## GOAL OF THE EXERCISE
Read the material below and count the lines holding the string "Developer". Give that count with nothing added.

## RECORD LIST
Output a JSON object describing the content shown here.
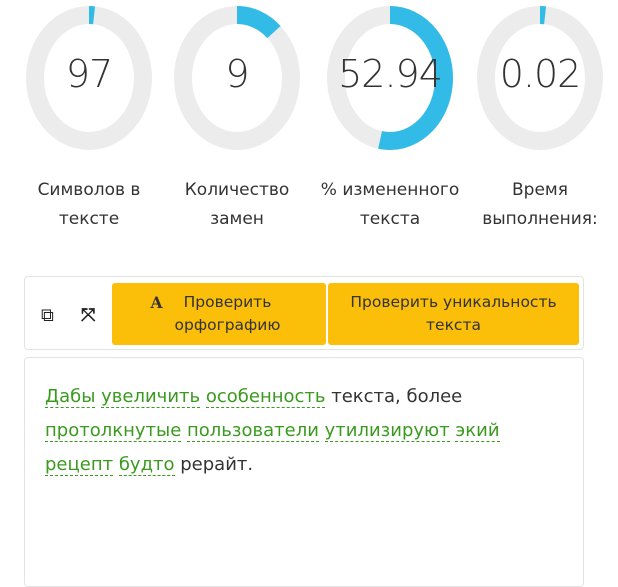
{
  "stats": [
    {
      "value": "97",
      "label": "Символов в тексте",
      "fraction": 0.015
    },
    {
      "value": "9",
      "label": "Количество замен",
      "fraction": 0.12
    },
    {
      "value": "52.94",
      "label": "% измененного текста",
      "fraction": 0.5294
    },
    {
      "value": "0.02",
      "label": "Время выполнения:",
      "fraction": 0.015
    }
  ],
  "colors": {
    "ring_fill": "#33bbe8",
    "ring_track": "#ececec",
    "button": "#fbbf0a",
    "changed_word": "#3a9a1e"
  },
  "toolbar": {
    "copy_icon": "copy-icon",
    "expand_icon": "expand-icon",
    "spell_icon_glyph": "A",
    "spell_label": "Проверить орфографию",
    "unique_label": "Проверить уникальность текста"
  },
  "editor": {
    "segments": [
      {
        "t": "Дабы",
        "c": true
      },
      {
        "t": " ",
        "c": false
      },
      {
        "t": "увеличить",
        "c": true
      },
      {
        "t": " ",
        "c": false
      },
      {
        "t": "особенность",
        "c": true
      },
      {
        "t": " текста, более ",
        "c": false
      },
      {
        "t": "протолкнутые",
        "c": true
      },
      {
        "t": " ",
        "c": false
      },
      {
        "t": "пользователи",
        "c": true
      },
      {
        "t": " ",
        "c": false
      },
      {
        "t": "утилизируют",
        "c": true
      },
      {
        "t": " ",
        "c": false
      },
      {
        "t": "экий",
        "c": true
      },
      {
        "t": " ",
        "c": false
      },
      {
        "t": "рецепт",
        "c": true
      },
      {
        "t": " ",
        "c": false
      },
      {
        "t": "будто",
        "c": true
      },
      {
        "t": " рерайт.",
        "c": false
      }
    ]
  }
}
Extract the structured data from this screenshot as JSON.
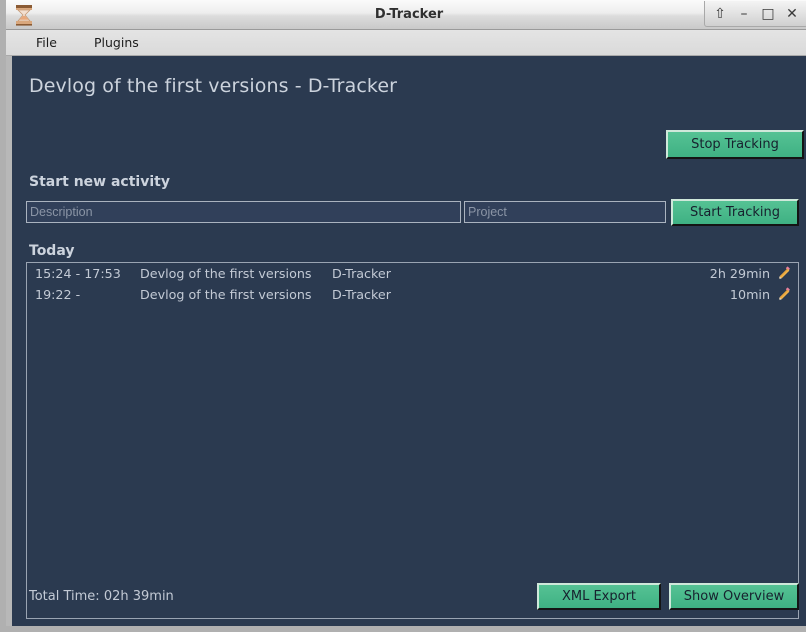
{
  "window": {
    "title": "D-Tracker",
    "icon": "hourglass-icon",
    "controls": [
      {
        "name": "shade-button",
        "glyph": "⇧"
      },
      {
        "name": "minimize-button",
        "glyph": "–"
      },
      {
        "name": "maximize-button",
        "glyph": "□"
      },
      {
        "name": "close-button",
        "glyph": "✕"
      }
    ]
  },
  "menubar": {
    "file": "File",
    "plugins": "Plugins"
  },
  "header": {
    "title": "Devlog of the first versions - D-Tracker",
    "stop_tracking_label": "Stop Tracking"
  },
  "start_activity": {
    "section_label": "Start new activity",
    "description_placeholder": "Description",
    "description_value": "",
    "project_placeholder": "Project",
    "project_value": "",
    "start_tracking_label": "Start Tracking"
  },
  "today": {
    "section_label": "Today",
    "entries": [
      {
        "time": "15:24 - 17:53",
        "description": "Devlog of the first versions",
        "project": "D-Tracker",
        "duration": "2h 29min",
        "edit_icon": "pencil-icon"
      },
      {
        "time": "19:22 -",
        "description": "Devlog of the first versions",
        "project": "D-Tracker",
        "duration": "10min",
        "edit_icon": "pencil-icon"
      }
    ]
  },
  "footer": {
    "total_time": "Total Time: 02h 39min",
    "xml_export_label": "XML Export",
    "show_overview_label": "Show Overview"
  },
  "colors": {
    "content_bg": "#2b3a50",
    "accent_green": "#43b687",
    "text_primary": "#ccd3dd",
    "text_muted": "#8b95a6",
    "chrome_gray": "#dadada",
    "pencil_body": "#e8a33d",
    "pencil_eraser": "#e87f9e"
  }
}
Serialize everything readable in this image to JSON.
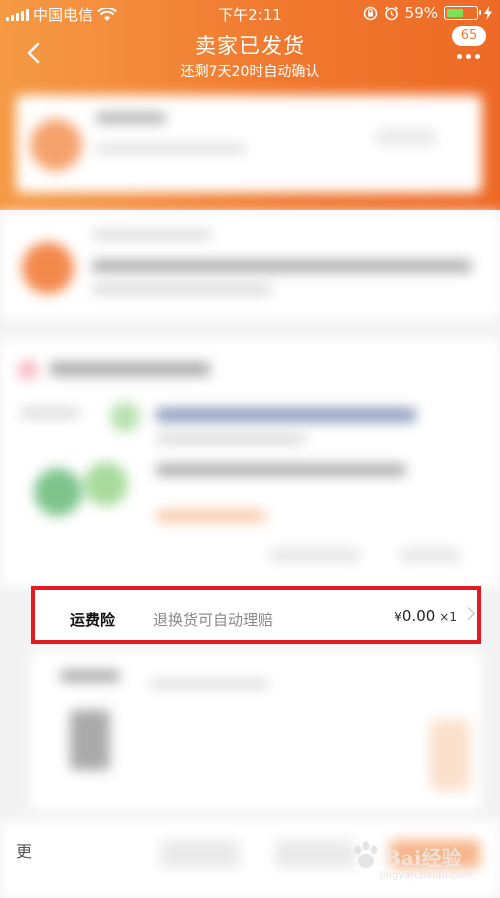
{
  "status_bar": {
    "carrier": "中国电信",
    "time": "下午2:11",
    "battery_percent": "59%",
    "battery_level": 0.59
  },
  "header": {
    "title": "卖家已发货",
    "subtitle": "还剩7天20时自动确认",
    "message_count": "65"
  },
  "shipping_insurance": {
    "label": "运费险",
    "description": "退换货可自动理赔",
    "currency": "¥",
    "price": "0.00",
    "quantity": "×1"
  },
  "bottom_bar": {
    "more_label": "更"
  },
  "watermark": {
    "brand": "Bai",
    "brand_suffix": "经验",
    "url": "jingyan.baidu.com"
  },
  "colors": {
    "header_gradient_start": "#f59a45",
    "header_gradient_end": "#ee6a26",
    "highlight_border": "#e21a22"
  }
}
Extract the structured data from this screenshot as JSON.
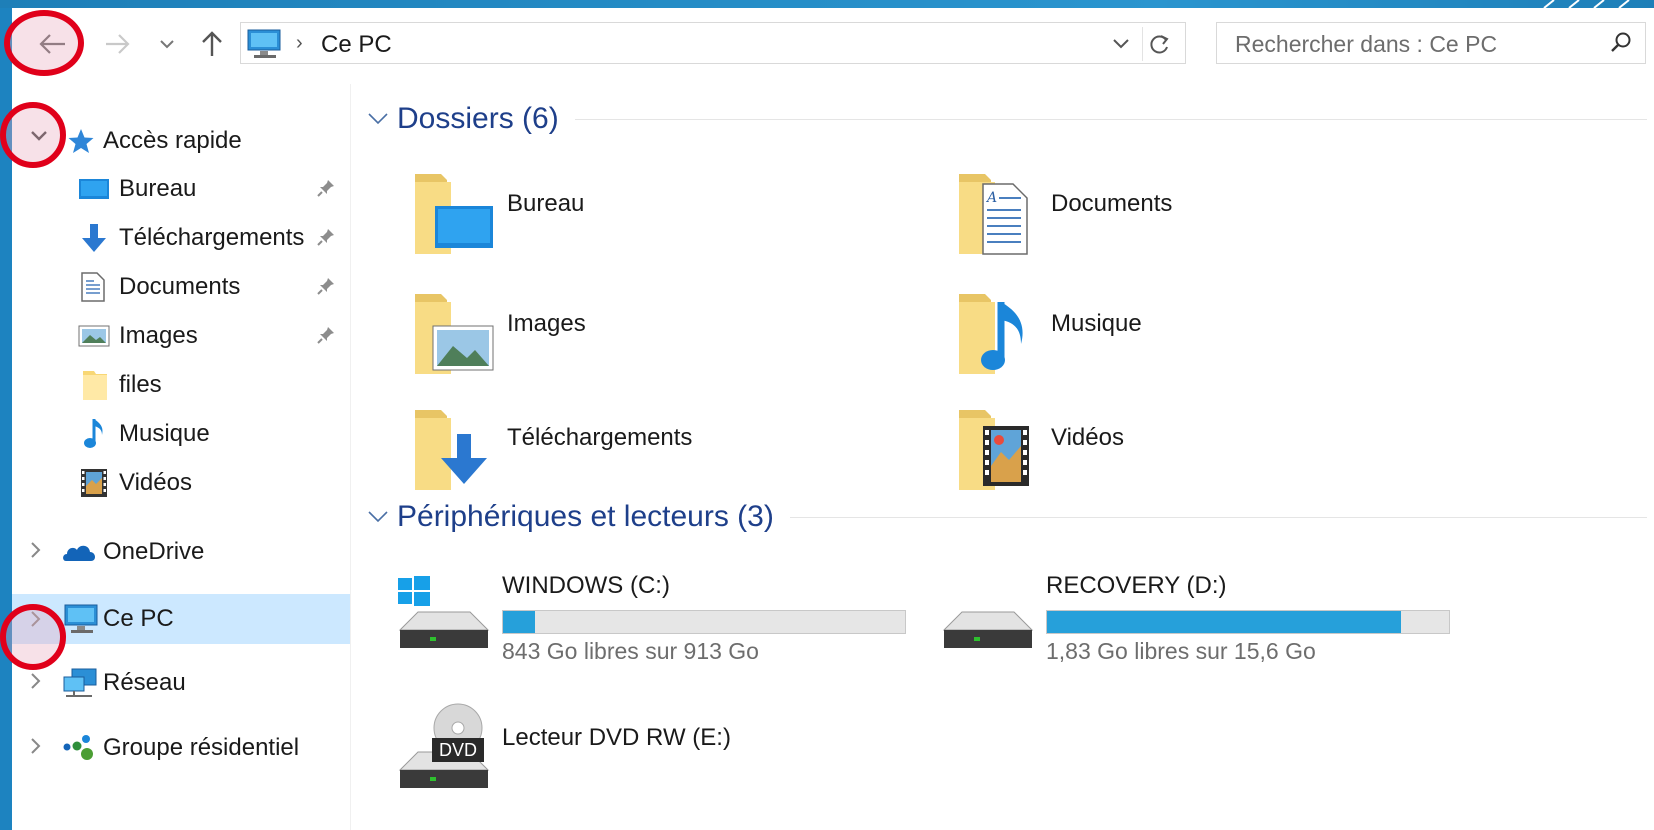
{
  "address_bar": {
    "path": "Ce PC",
    "separator": "›"
  },
  "search": {
    "placeholder": "Rechercher dans : Ce PC"
  },
  "sidebar": {
    "quick_access": {
      "label": "Accès rapide",
      "icon": "star-icon"
    },
    "quick_items": [
      {
        "label": "Bureau",
        "icon": "desktop-icon",
        "pinned": true
      },
      {
        "label": "Téléchargements",
        "icon": "download-arrow-icon",
        "pinned": true
      },
      {
        "label": "Documents",
        "icon": "document-icon",
        "pinned": true
      },
      {
        "label": "Images",
        "icon": "image-icon",
        "pinned": true
      },
      {
        "label": "files",
        "icon": "folder-icon",
        "pinned": false
      },
      {
        "label": "Musique",
        "icon": "music-note-icon",
        "pinned": false
      },
      {
        "label": "Vidéos",
        "icon": "film-icon",
        "pinned": false
      }
    ],
    "roots": [
      {
        "label": "OneDrive",
        "icon": "cloud-icon",
        "selected": false
      },
      {
        "label": "Ce PC",
        "icon": "computer-icon",
        "selected": true
      },
      {
        "label": "Réseau",
        "icon": "network-icon",
        "selected": false
      },
      {
        "label": "Groupe résidentiel",
        "icon": "homegroup-icon",
        "selected": false
      }
    ]
  },
  "main": {
    "folders_header": "Dossiers (6)",
    "folders": [
      {
        "label": "Bureau",
        "icon": "desktop-folder-icon"
      },
      {
        "label": "Documents",
        "icon": "documents-folder-icon"
      },
      {
        "label": "Images",
        "icon": "images-folder-icon"
      },
      {
        "label": "Musique",
        "icon": "music-folder-icon"
      },
      {
        "label": "Téléchargements",
        "icon": "downloads-folder-icon"
      },
      {
        "label": "Vidéos",
        "icon": "videos-folder-icon"
      }
    ],
    "devices_header": "Périphériques et lecteurs (3)",
    "drives": [
      {
        "label": "WINDOWS (C:)",
        "free_text": "843 Go libres sur 913 Go",
        "used_fraction": 0.08,
        "icon": "windows-drive-icon"
      },
      {
        "label": "RECOVERY (D:)",
        "free_text": "1,83 Go libres sur 15,6 Go",
        "used_fraction": 0.88,
        "icon": "drive-icon"
      }
    ],
    "dvd": {
      "label": "Lecteur DVD RW (E:)",
      "badge": "DVD",
      "icon": "dvd-drive-icon"
    }
  },
  "colors": {
    "accent": "#26a0da",
    "header_text": "#1e3f8a",
    "selection": "#cce8ff",
    "highlight_ring": "#e0001a"
  }
}
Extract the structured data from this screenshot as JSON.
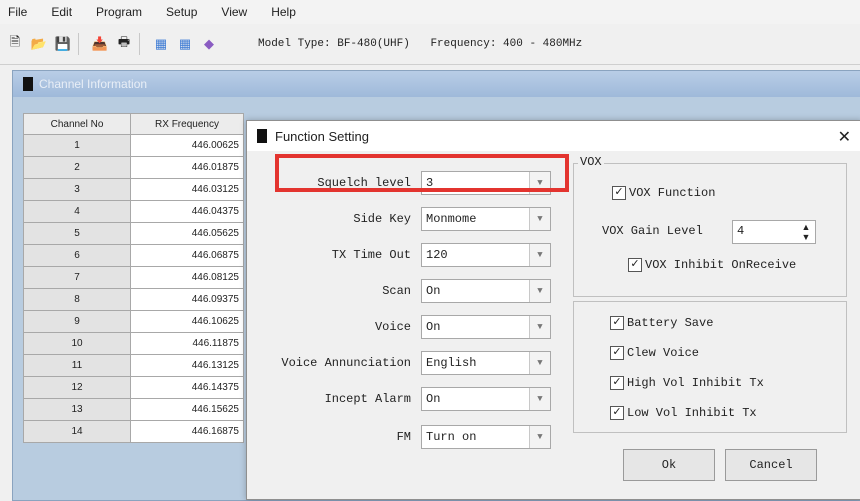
{
  "menu": [
    "File",
    "Edit",
    "Program",
    "Setup",
    "View",
    "Help"
  ],
  "toolbar_icons": [
    "new-file-icon",
    "open-folder-icon",
    "save-icon",
    "read-radio-icon",
    "print-icon",
    "write-radio-icon",
    "radio-settings-icon",
    "help-book-icon"
  ],
  "toolbar_info": {
    "model": "Model Type: BF-480(UHF)",
    "frequency": "Frequency: 400 - 480MHz"
  },
  "channel_window": {
    "title": "Channel Information",
    "columns": [
      "Channel No",
      "RX Frequency"
    ],
    "rows": [
      {
        "ch": "1",
        "rx": "446.00625"
      },
      {
        "ch": "2",
        "rx": "446.01875"
      },
      {
        "ch": "3",
        "rx": "446.03125"
      },
      {
        "ch": "4",
        "rx": "446.04375"
      },
      {
        "ch": "5",
        "rx": "446.05625"
      },
      {
        "ch": "6",
        "rx": "446.06875"
      },
      {
        "ch": "7",
        "rx": "446.08125"
      },
      {
        "ch": "8",
        "rx": "446.09375"
      },
      {
        "ch": "9",
        "rx": "446.10625"
      },
      {
        "ch": "10",
        "rx": "446.11875"
      },
      {
        "ch": "11",
        "rx": "446.13125"
      },
      {
        "ch": "12",
        "rx": "446.14375"
      },
      {
        "ch": "13",
        "rx": "446.15625"
      },
      {
        "ch": "14",
        "rx": "446.16875"
      }
    ]
  },
  "dialog": {
    "title": "Function Setting",
    "fields": [
      {
        "label": "Squelch level",
        "value": "3"
      },
      {
        "label": "Side Key",
        "value": "Monmome"
      },
      {
        "label": "TX Time Out",
        "value": "120"
      },
      {
        "label": "Scan",
        "value": "On"
      },
      {
        "label": "Voice",
        "value": "On"
      },
      {
        "label": "Voice Annunciation",
        "value": "English"
      },
      {
        "label": "Incept Alarm",
        "value": "On"
      },
      {
        "label": "FM",
        "value": "Turn on"
      }
    ],
    "vox": {
      "group_label": "VOX",
      "function": "VOX Function",
      "gain_label": "VOX Gain Level",
      "gain_value": "4",
      "inhibit": "VOX Inhibit OnReceive"
    },
    "options": [
      "Battery Save",
      "Clew Voice",
      "High Vol Inhibit Tx",
      "Low Vol Inhibit Tx"
    ],
    "ok": "Ok",
    "cancel": "Cancel"
  }
}
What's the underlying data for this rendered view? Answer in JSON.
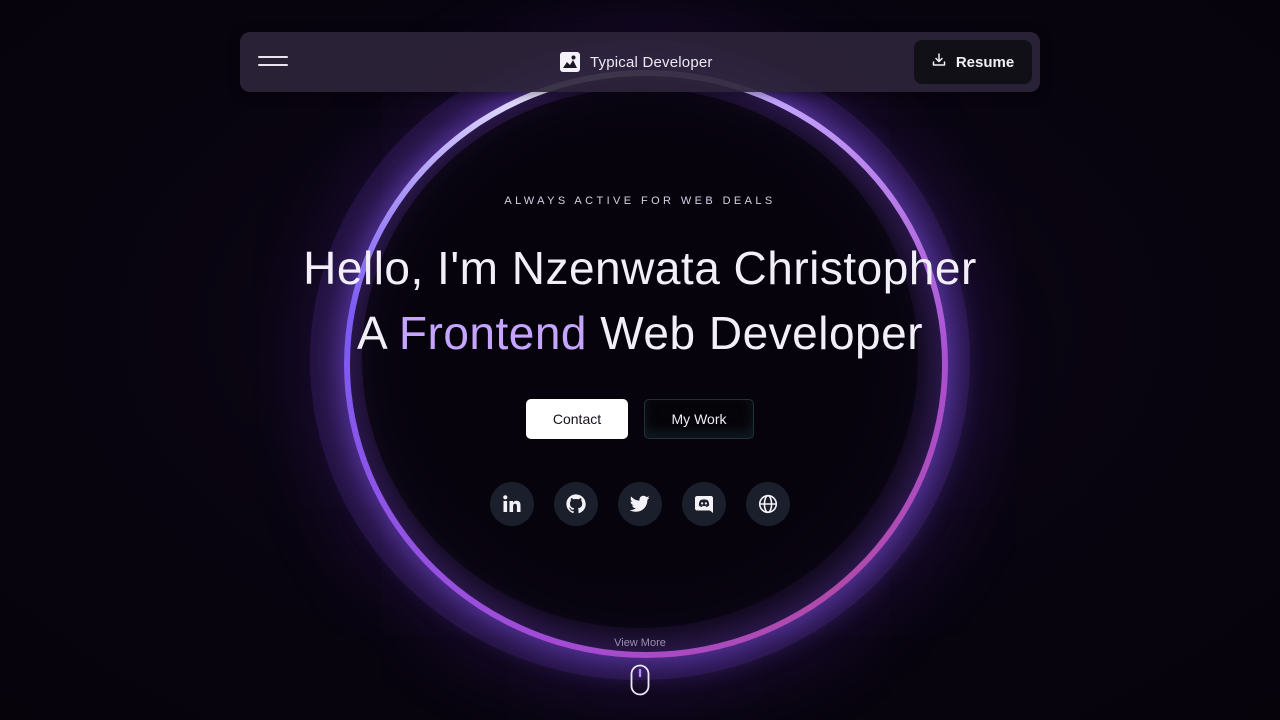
{
  "navbar": {
    "menu_icon": "hamburger-menu-icon",
    "brand": "Typical Developer",
    "brand_icon": "image-logo-icon",
    "resume_label": "Resume",
    "resume_icon": "download-icon"
  },
  "hero": {
    "eyebrow": "ALWAYS ACTIVE FOR WEB DEALS",
    "line1": "Hello, I'm Nzenwata Christopher",
    "line2_prefix": "A ",
    "line2_accent": "Frontend",
    "line2_suffix": " Web Developer",
    "accent_color": "#c5a5ff"
  },
  "buttons": {
    "contact": "Contact",
    "work": "My Work"
  },
  "socials": [
    {
      "icon": "linkedin-icon"
    },
    {
      "icon": "github-icon"
    },
    {
      "icon": "twitter-icon"
    },
    {
      "icon": "discord-icon"
    },
    {
      "icon": "globe-icon"
    }
  ],
  "scroll": {
    "label": "View More",
    "icon": "mouse-scroll-icon"
  },
  "colors": {
    "background": "#08040f",
    "navbar": "#2c243a",
    "ring_purple": "#a34bd6",
    "ring_highlight": "#ffffff"
  }
}
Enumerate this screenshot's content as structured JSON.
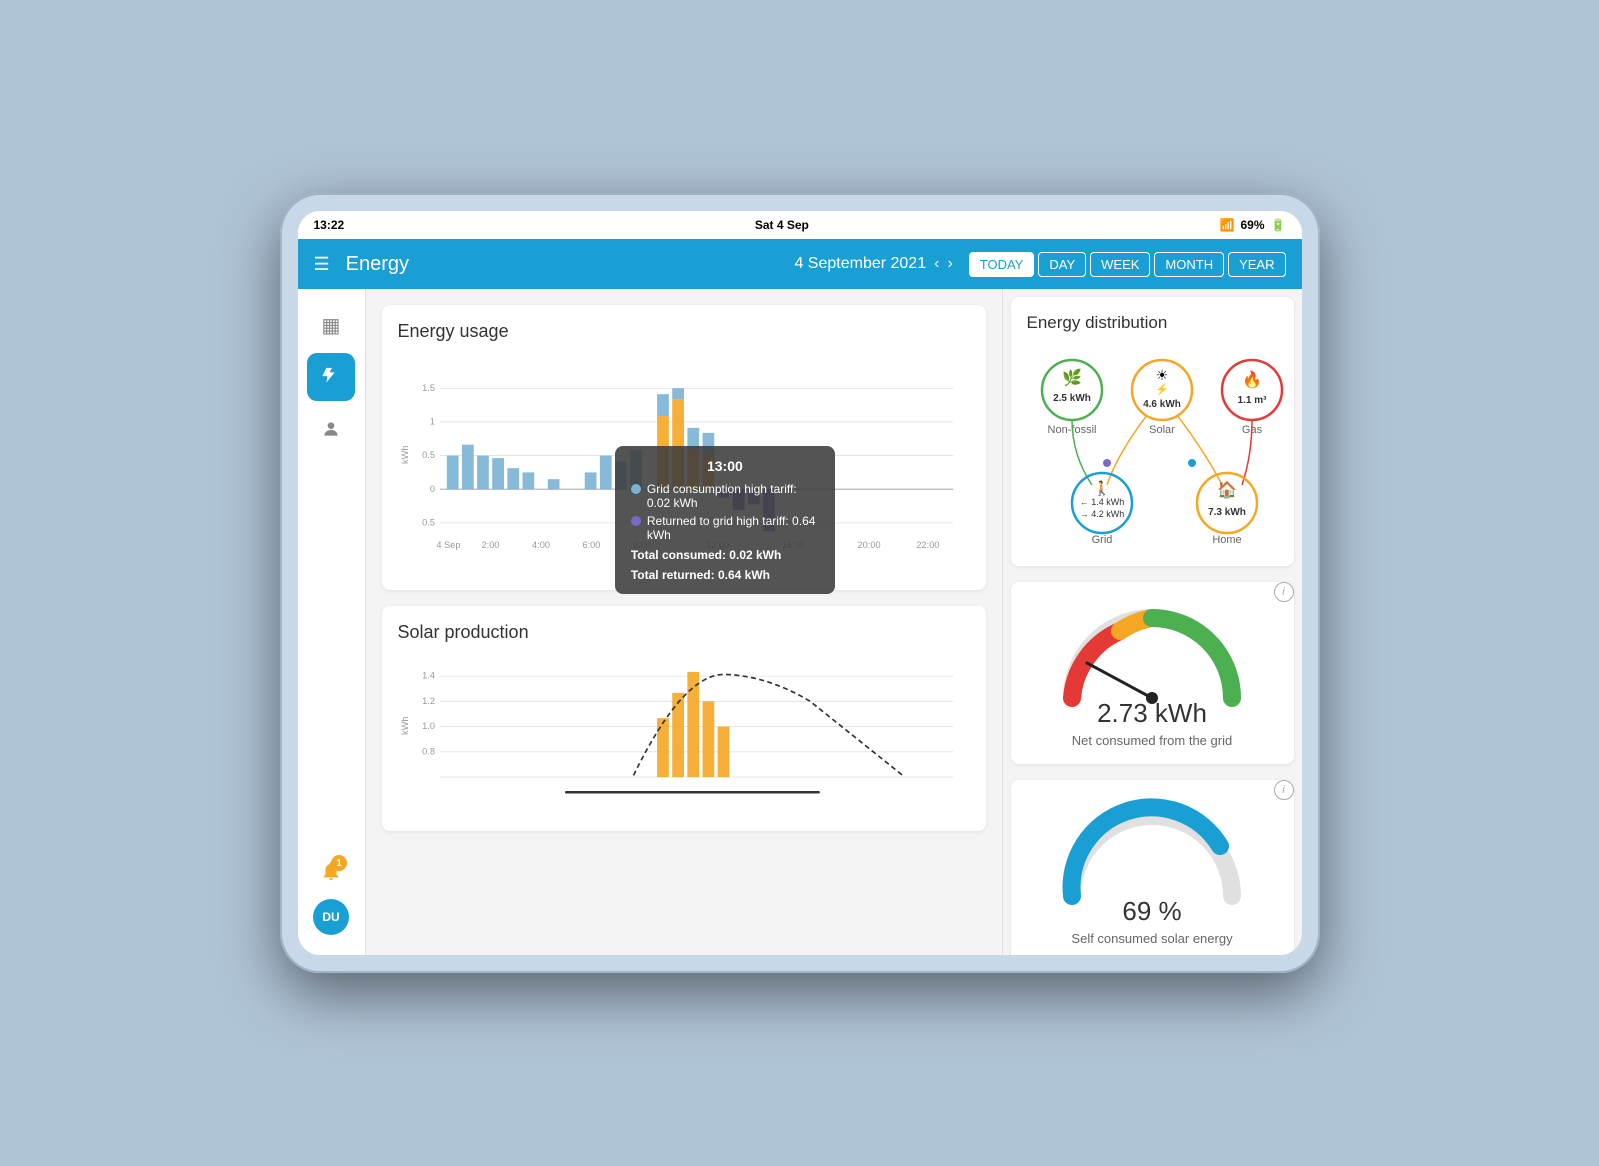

## OUTPUT FOR THIS TASK
2